(Saved data entries)
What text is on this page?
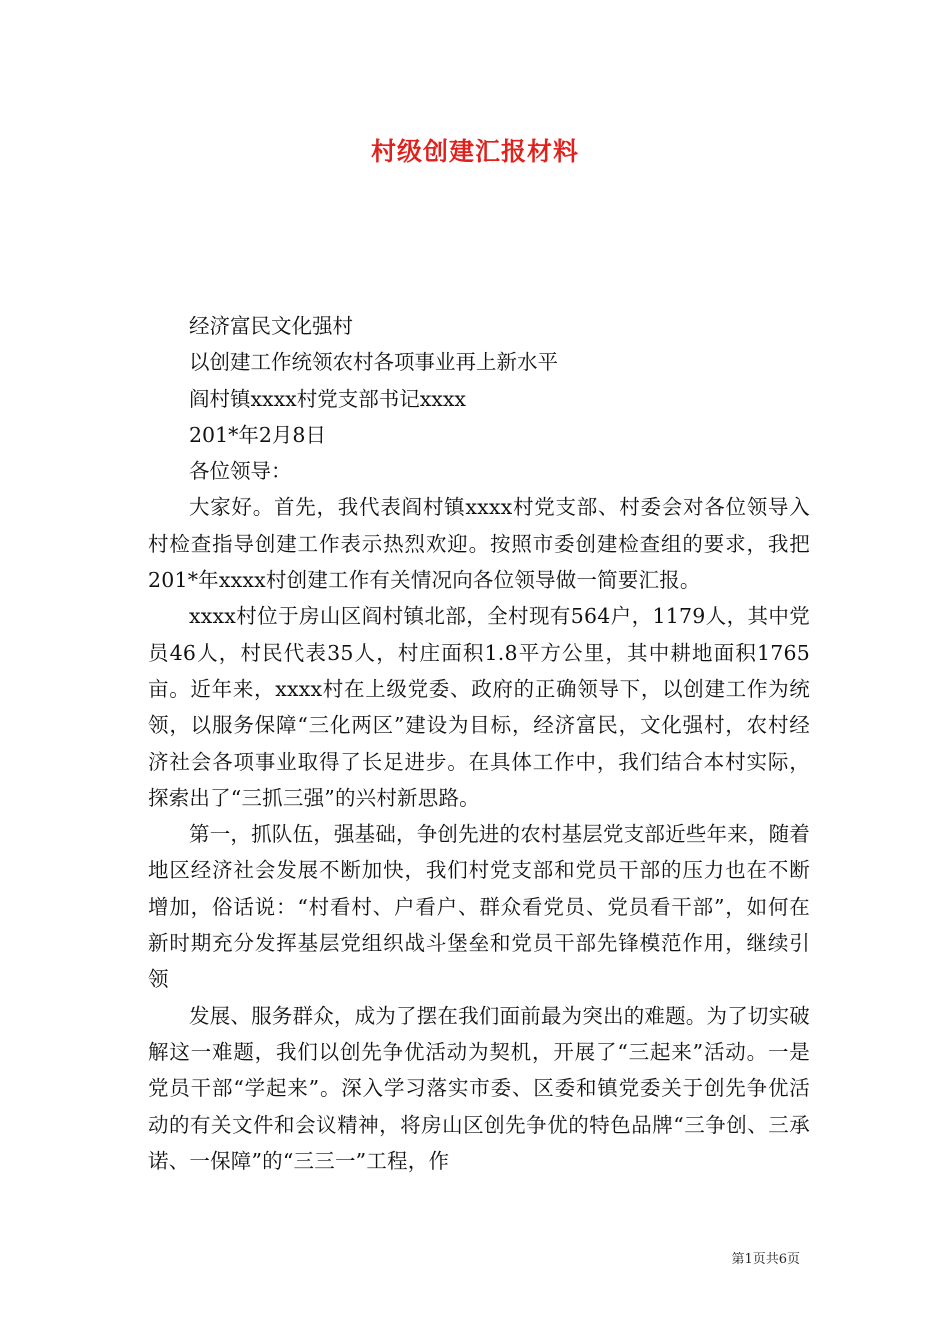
村级创建汇报材料
经济富民文化强村
以创建工作统领农村各项事业再上新水平
阎村镇xxxx村党支部书记xxxx
201*年2月8日
各位领导：

大家好。首先，我代表阎村镇xxxx村党支部、村委会对各位领导入村检查指导创建工作表示热烈欢迎。按照市委创建检查组的要求，我把201*年xxxx村创建工作有关情况向各位领导做一简要汇报。

xxxx村位于房山区阎村镇北部，全村现有564户，1179人，其中党员46人，村民代表35人，村庄面积1.8平方公里，其中耕地面积1765亩。近年来，xxxx村在上级党委、政府的正确领导下，以创建工作为统领，以服务保障“三化两区”建设为目标，经济富民，文化强村，农村经济社会各项事业取得了长足进步。在具体工作中，我们结合本村实际，探索出了“三抓三强”的兴村新思路。

第一，抓队伍，强基础，争创先进的农村基层党支部近些年来，随着地区经济社会发展不断加快，我们村党支部和党员干部的压力也在不断增加，俗话说：“村看村、户看户、群众看党员、党员看干部”，如何在新时期充分发挥基层党组织战斗堡垒和党员干部先锋模范作用，继续引领

发展、服务群众，成为了摆在我们面前最为突出的难题。为了切实破解这一难题，我们以创先争优活动为契机，开展了“三起来”活动。一是党员干部“学起来”。深入学习落实市委、区委和镇党委关于创先争优活动的有关文件和会议精神，将房山区创先争优的特色品牌“三争创、三承诺、一保障”的“三三一”工程，作

第1页共6页
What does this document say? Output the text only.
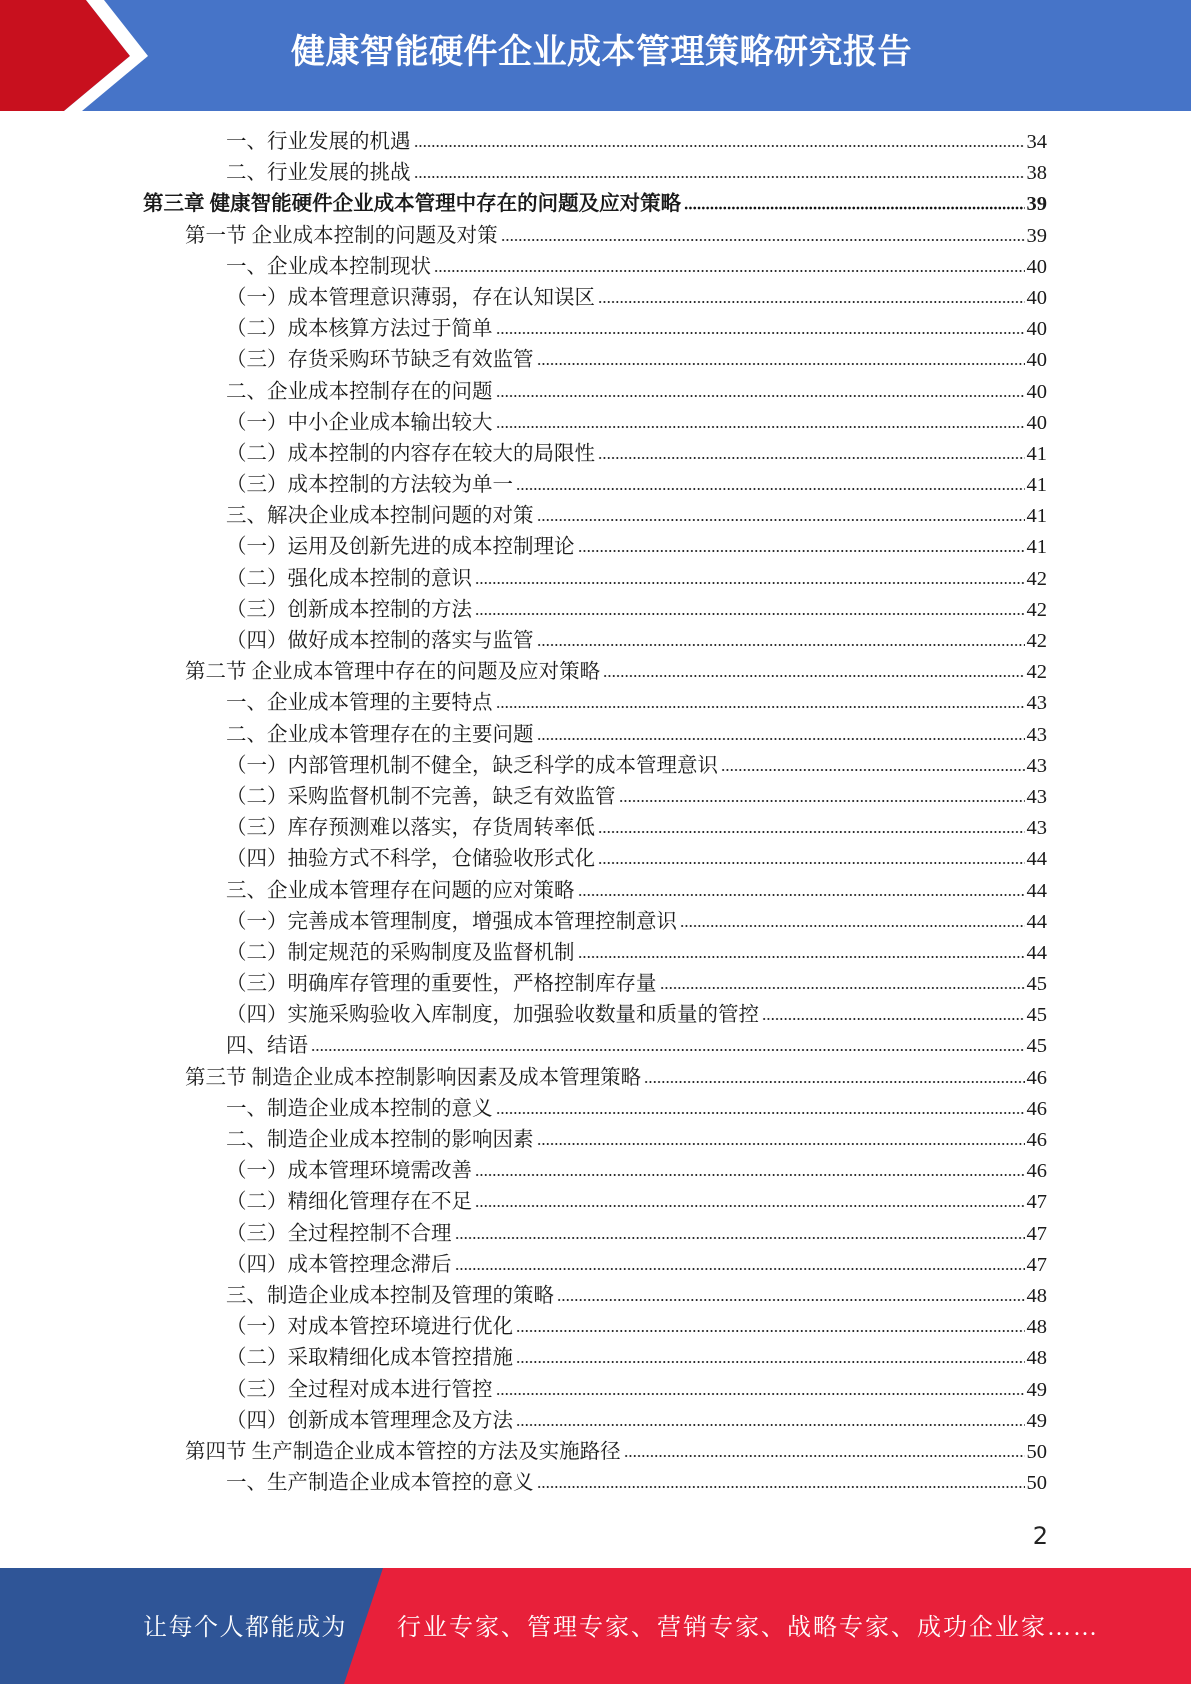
健康智能硬件企业成本管理策略研究报告
一、行业发展的机遇	34
二、行业发展的挑战	38
第三章 健康智能硬件企业成本管理中存在的问题及应对策略	39
第一节 企业成本控制的问题及对策	39
一、企业成本控制现状	40
（一）成本管理意识薄弱，存在认知误区	40
（二）成本核算方法过于简单	40
（三）存货采购环节缺乏有效监管	40
二、企业成本控制存在的问题	40
（一）中小企业成本输出较大	40
（二）成本控制的内容存在较大的局限性	41
（三）成本控制的方法较为单一	41
三、解决企业成本控制问题的对策	41
（一）运用及创新先进的成本控制理论	41
（二）强化成本控制的意识	42
（三）创新成本控制的方法	42
（四）做好成本控制的落实与监管	42
第二节 企业成本管理中存在的问题及应对策略	42
一、企业成本管理的主要特点	43
二、企业成本管理存在的主要问题	43
（一）内部管理机制不健全，缺乏科学的成本管理意识	43
（二）采购监督机制不完善，缺乏有效监管	43
（三）库存预测难以落实，存货周转率低	43
（四）抽验方式不科学，仓储验收形式化	44
三、企业成本管理存在问题的应对策略	44
（一）完善成本管理制度，增强成本管理控制意识	44
（二）制定规范的采购制度及监督机制	44
（三）明确库存管理的重要性，严格控制库存量	45
（四）实施采购验收入库制度，加强验收数量和质量的管控	45
四、结语	45
第三节 制造企业成本控制影响因素及成本管理策略	46
一、制造企业成本控制的意义	46
二、制造企业成本控制的影响因素	46
（一）成本管理环境需改善	46
（二）精细化管理存在不足	47
（三）全过程控制不合理	47
（四）成本管控理念滞后	47
三、制造企业成本控制及管理的策略	48
（一）对成本管控环境进行优化	48
（二）采取精细化成本管控措施	48
（三）全过程对成本进行管控	49
（四）创新成本管理理念及方法	49
第四节 生产制造企业成本管控的方法及实施路径	50
一、生产制造企业成本管控的意义	50
2
让每个人都能成为 行业专家、管理专家、营销专家、战略专家、成功企业家……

## [WHAT IS NEEDED]
Extract every line from the records above that contains the word "this".

## [TASK SOLUTION]
What text is on this page?
What does this document say? Output the text only.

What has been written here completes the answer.